Instructions to follow :: Summarize the passage that follows, on God's plan and the 144,000 firstfruits, in two sentences.

Supplied passage ::
So deeply entrenched is Satan's influence on man that the Gentile nations will fight bitterly to prevent Christ from returning to earth to establish His government (Rev. 16, 19; Zech. 14). Subsequently the earth's population will be greatly reduced. As stated in Isaiah 13:12, “I will make a man more precious than fine gold; even a man than the golden wedge of Ophir.”
Protestant denominations are desperately trying to get people saved, because they believe this is their last and only chance. Billy Graham crusades have been on-going for decades, and yet when he completes his conventions, local church attendance is basically unaffected, although thousands have “given their hearts to the Lord.” “Churchianity” is divided and over half the earth's population is Moslem, Hindu, or atheist. It would seem that Satan has triumphed brilliantly and God has failed miserably.
So is God failing? Of course not! God never fails! He simply has a plan which few men have their minds opened to comprehend. This leads us back to repentance again. Those of us in God's Church understand God's plan because God called Herbert W. Armstrong and opened his mind to grasp it. He in turn explained it to us. Now this is where repentance and understanding come together.
Since mankind has collectively turned his back on God, the only way possible for any human being to understand God or His plan is for God to call him to such an understanding. But how can this be accomplished and for what purpose? Unlike the Protestant view that God is trying to get everyone saved now; in truth, God has called a few men and women during the first six thousand years since the creation of Adam and Eve, and has offered them salvation and rulership in Christ's millennial government. Today we understand that government is to be composed of 144,000 individuals described as firstfruits in Revelation 14. “And I looked, and, lo, a Lamb stood on the mount Sion, and with him an hundred forty and four thousand, having his Father's name written in their foreheads” (v. 1). “These are they which were not defiled with women [false churches]; for they are virgins. These are they which follow the Lamb whithersoever he goeth. These were redeemed from among men, being the firstfruits unto God and to the Lamb” (v. 4). The latter part of verse 3 says, “the hundred and forty and four thousand, which were redeemed from the earth.” And the latter part of verse 4 states that they “were redeemed from among men . . . .” The Greek word translated “redeemed” in these verses means bought or purchased. As noted, they were bought or purchased from the earth and out of all humanity to be the firstfruits to God and to the Lamb.
Now what was the purchase price? The life blood of the Lord Jesus Christ!

Supplied data ::
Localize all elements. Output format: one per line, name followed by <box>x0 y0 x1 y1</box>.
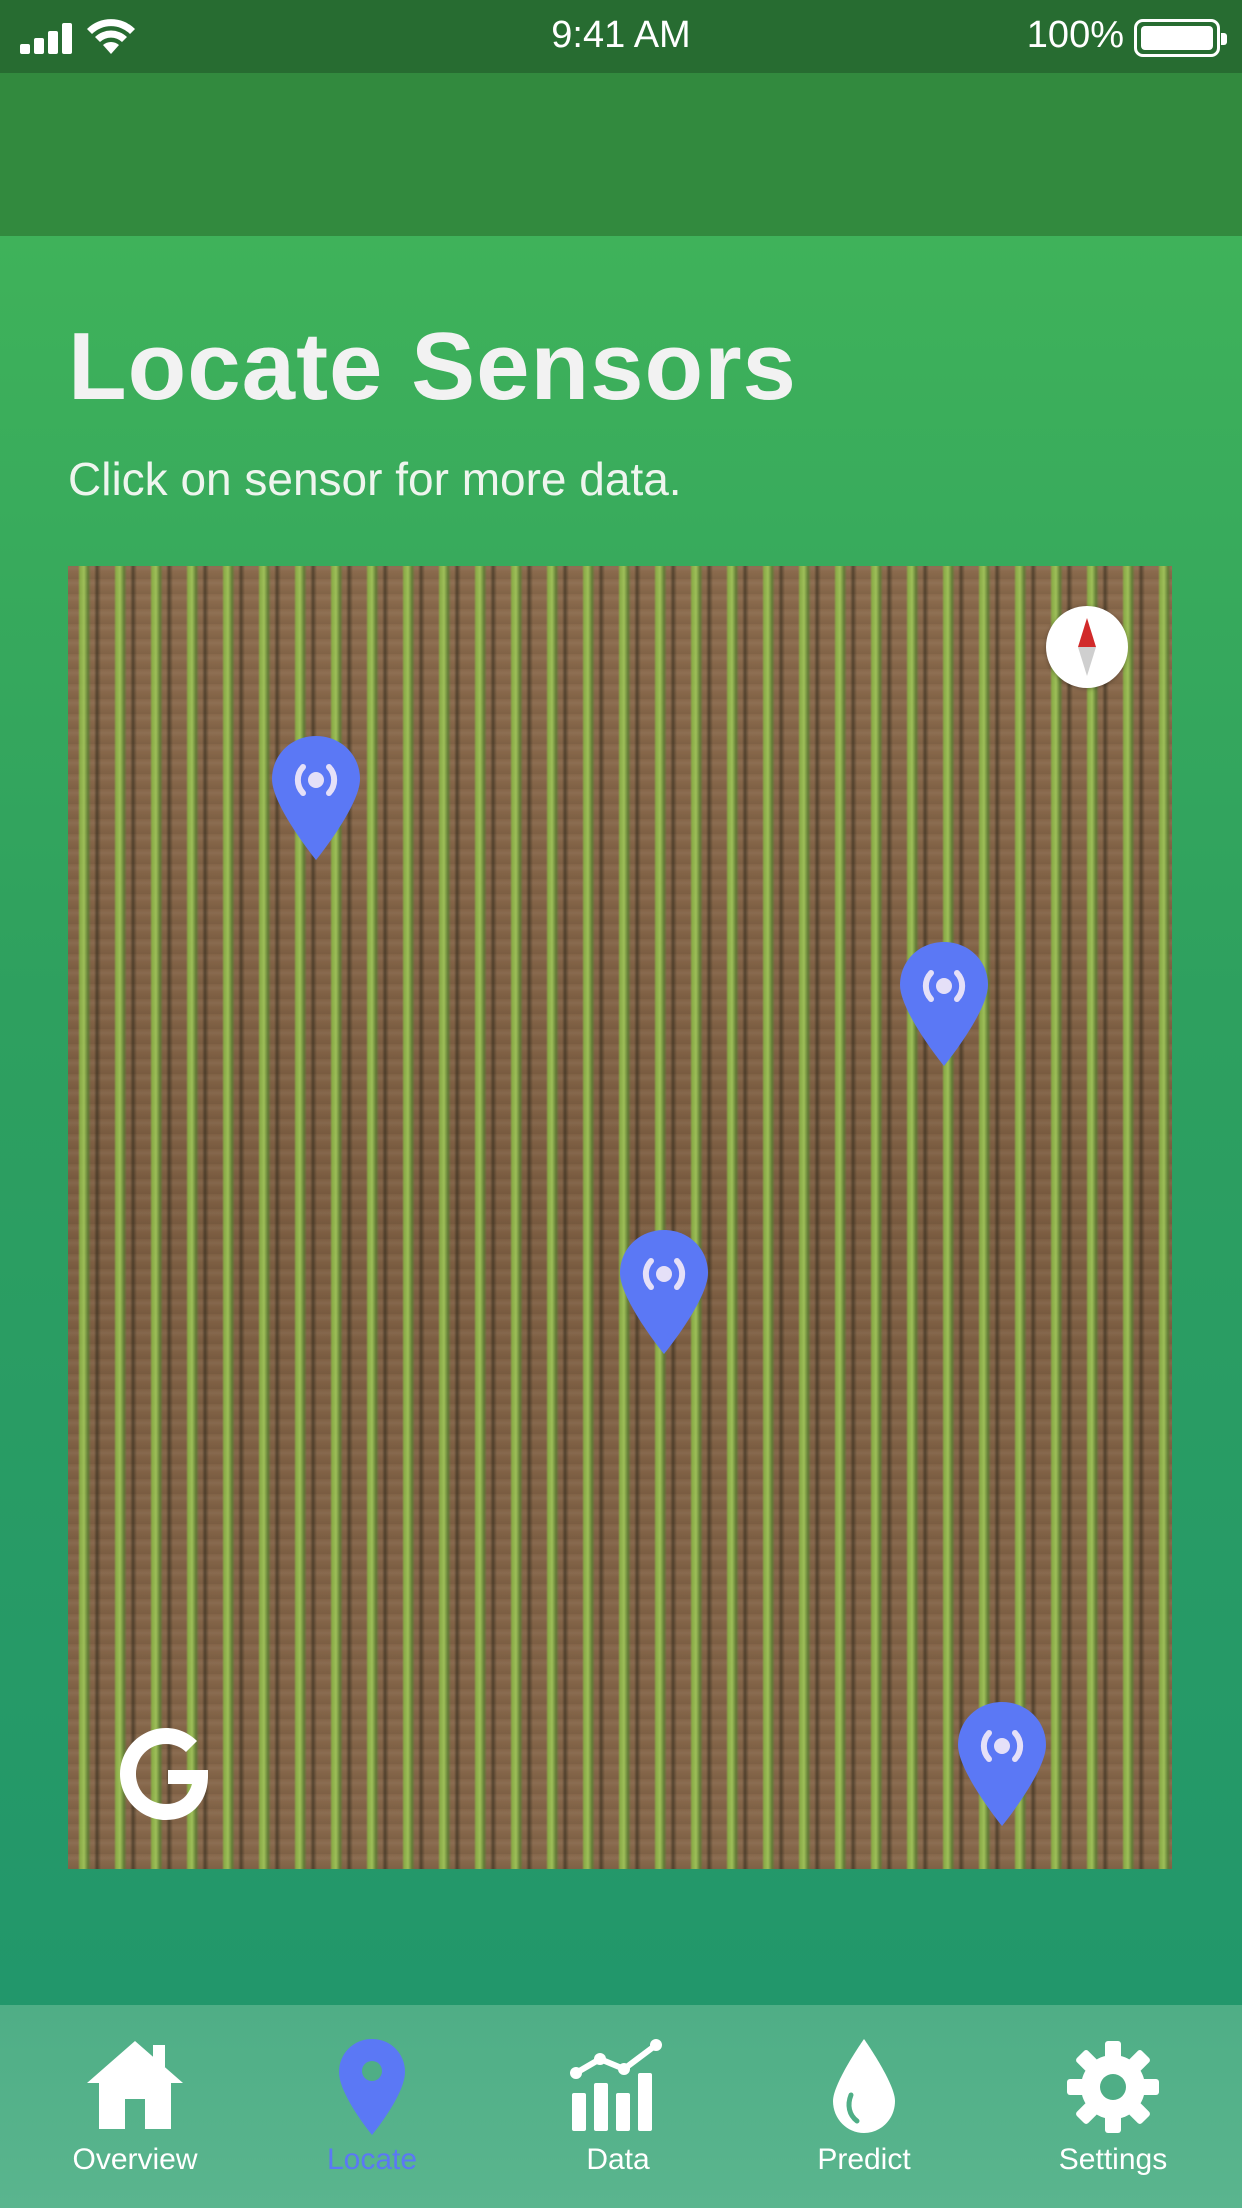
tab-label: Locate <box>326 2143 418 2176</box>
page-subtitle: Click on sensor for more data. <box>68 453 682 505</box>
page-title: Locate Sensors <box>68 313 797 420</box>
tab-locate[interactable]: Locate <box>272 2005 472 2208</box>
gear-icon <box>1067 2041 1159 2133</box>
tab-label: Data <box>586 2143 650 2176</box>
status-bar: 9:41 AM 100% <box>0 0 1242 73</box>
compass-icon[interactable] <box>1046 606 1128 688</box>
battery-percentage: 100% <box>1026 14 1124 56</box>
droplet-icon <box>833 2039 895 2133</box>
tab-label: Predict <box>817 2143 911 2176</box>
location-pin-icon <box>339 2039 405 2135</box>
tab-overview[interactable]: Overview <box>35 2005 235 2208</box>
sensor-pin-icon[interactable] <box>898 940 990 1068</box>
google-logo <box>120 1728 208 1820</box>
tab-settings[interactable]: Settings <box>1013 2005 1213 2208</box>
battery-icon <box>1134 19 1227 57</box>
sensor-map[interactable] <box>68 566 1172 1869</box>
tab-bar: Overview Locate Data Predict Settings <box>0 2005 1242 2208</box>
tab-label: Overview <box>72 2143 198 2176</box>
tab-label: Settings <box>1058 2143 1168 2176</box>
sensor-pin-icon[interactable] <box>618 1228 710 1356</box>
home-icon <box>87 2041 183 2129</box>
sensor-pin-icon[interactable] <box>956 1700 1048 1828</box>
navigation-bar <box>0 73 1242 236</box>
chart-icon <box>570 2039 662 2131</box>
tab-data[interactable]: Data <box>518 2005 718 2208</box>
tab-predict[interactable]: Predict <box>764 2005 964 2208</box>
sensor-pin-icon[interactable] <box>270 734 362 862</box>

Task answer :: The passage argues that God is not failing, even though Satan's influence runs deep and Protestant efforts leave local church attendance basically unaffected, because God has a plan that few people have their minds opened to comprehend. It holds that God has called a few men and women during the first six thousand years and offered them salvation and rulership in Christ's millennial government, a group described in Revelation 14 as 144,000 firstfruits redeemed from among men at the price of Christ's life blood.